(Stored records)
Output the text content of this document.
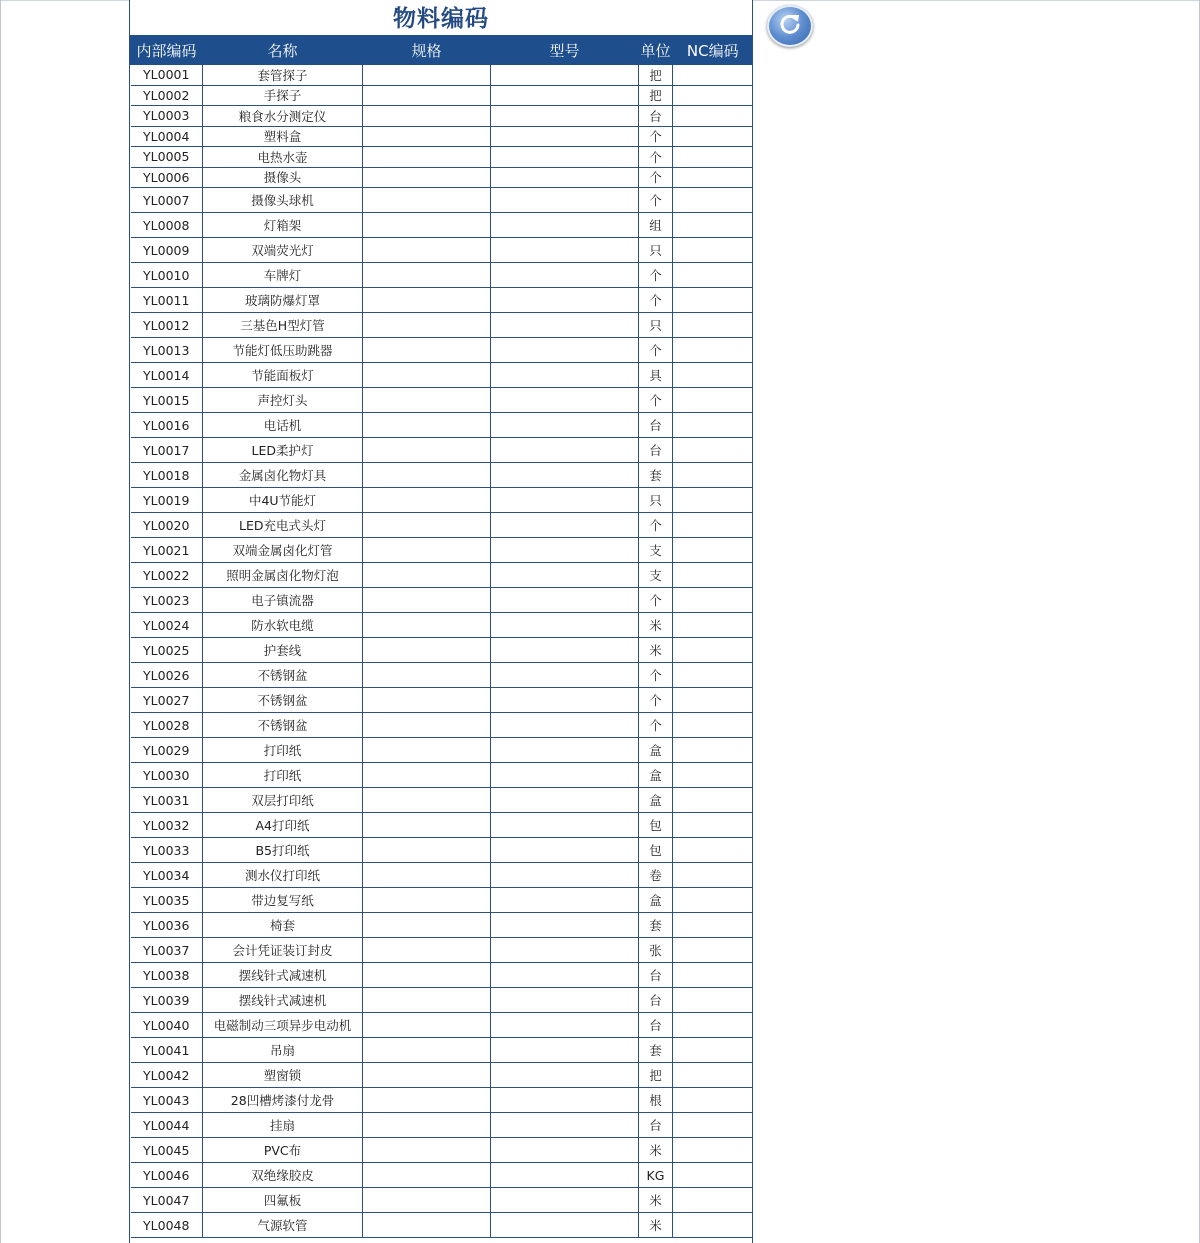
物料编码
内部编码	名称	规格	型号	单位	NC编码
YL0001	套管探子			把	
YL0002	手探子			把	
YL0003	粮食水分测定仪			台	
YL0004	塑料盒			个	
YL0005	电热水壶			个	
YL0006	摄像头			个	
YL0007	摄像头球机			个	
YL0008	灯箱架			组	
YL0009	双端荧光灯			只	
YL0010	车牌灯			个	
YL0011	玻璃防爆灯罩			个	
YL0012	三基色H型灯管			只	
YL0013	节能灯低压助跳器			个	
YL0014	节能面板灯			具	
YL0015	声控灯头			个	
YL0016	电话机			台	
YL0017	LED柔护灯			台	
YL0018	金属卤化物灯具			套	
YL0019	中4U节能灯			只	
YL0020	LED充电式头灯			个	
YL0021	双端金属卤化灯管			支	
YL0022	照明金属卤化物灯泡			支	
YL0023	电子镇流器			个	
YL0024	防水软电缆			米	
YL0025	护套线			米	
YL0026	不锈钢盆			个	
YL0027	不锈钢盆			个	
YL0028	不锈钢盆			个	
YL0029	打印纸			盒	
YL0030	打印纸			盒	
YL0031	双层打印纸			盒	
YL0032	A4打印纸			包	
YL0033	B5打印纸			包	
YL0034	测水仪打印纸			卷	
YL0035	带边复写纸			盒	
YL0036	椅套			套	
YL0037	会计凭证装订封皮			张	
YL0038	摆线针式减速机			台	
YL0039	摆线针式减速机			台	
YL0040	电磁制动三项异步电动机			台	
YL0041	吊扇			套	
YL0042	塑窗锁			把	
YL0043	28凹槽烤漆付龙骨			根	
YL0044	挂扇			台	
YL0045	PVC布			米	
YL0046	双绝缘胶皮			KG	
YL0047	四氟板			米	
YL0048	气源软管			米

Exercise aim -> Nothing but the pictures may be dropped; output the records above exactly.

Problem solution ->
Output the text content of this document.
物料编码
内部编码	名称	规格	型号	单位	NC编码
YL0001	套管探子			把	
YL0002	手探子			把	
YL0003	粮食水分测定仪			台	
YL0004	塑料盒			个	
YL0005	电热水壶			个	
YL0006	摄像头			个	
YL0007	摄像头球机			个	
YL0008	灯箱架			组	
YL0009	双端荧光灯			只	
YL0010	车牌灯			个	
YL0011	玻璃防爆灯罩			个	
YL0012	三基色H型灯管			只	
YL0013	节能灯低压助跳器			个	
YL0014	节能面板灯			具	
YL0015	声控灯头			个	
YL0016	电话机			台	
YL0017	LED柔护灯			台	
YL0018	金属卤化物灯具			套	
YL0019	中4U节能灯			只	
YL0020	LED充电式头灯			个	
YL0021	双端金属卤化灯管			支	
YL0022	照明金属卤化物灯泡			支	
YL0023	电子镇流器			个	
YL0024	防水软电缆			米	
YL0025	护套线			米	
YL0026	不锈钢盆			个	
YL0027	不锈钢盆			个	
YL0028	不锈钢盆			个	
YL0029	打印纸			盒	
YL0030	打印纸			盒	
YL0031	双层打印纸			盒	
YL0032	A4打印纸			包	
YL0033	B5打印纸			包	
YL0034	测水仪打印纸			卷	
YL0035	带边复写纸			盒	
YL0036	椅套			套	
YL0037	会计凭证装订封皮			张	
YL0038	摆线针式减速机			台	
YL0039	摆线针式减速机			台	
YL0040	电磁制动三项异步电动机			台	
YL0041	吊扇			套	
YL0042	塑窗锁			把	
YL0043	28凹槽烤漆付龙骨			根	
YL0044	挂扇			台	
YL0045	PVC布			米	
YL0046	双绝缘胶皮			KG	
YL0047	四氟板			米	
YL0048	气源软管			米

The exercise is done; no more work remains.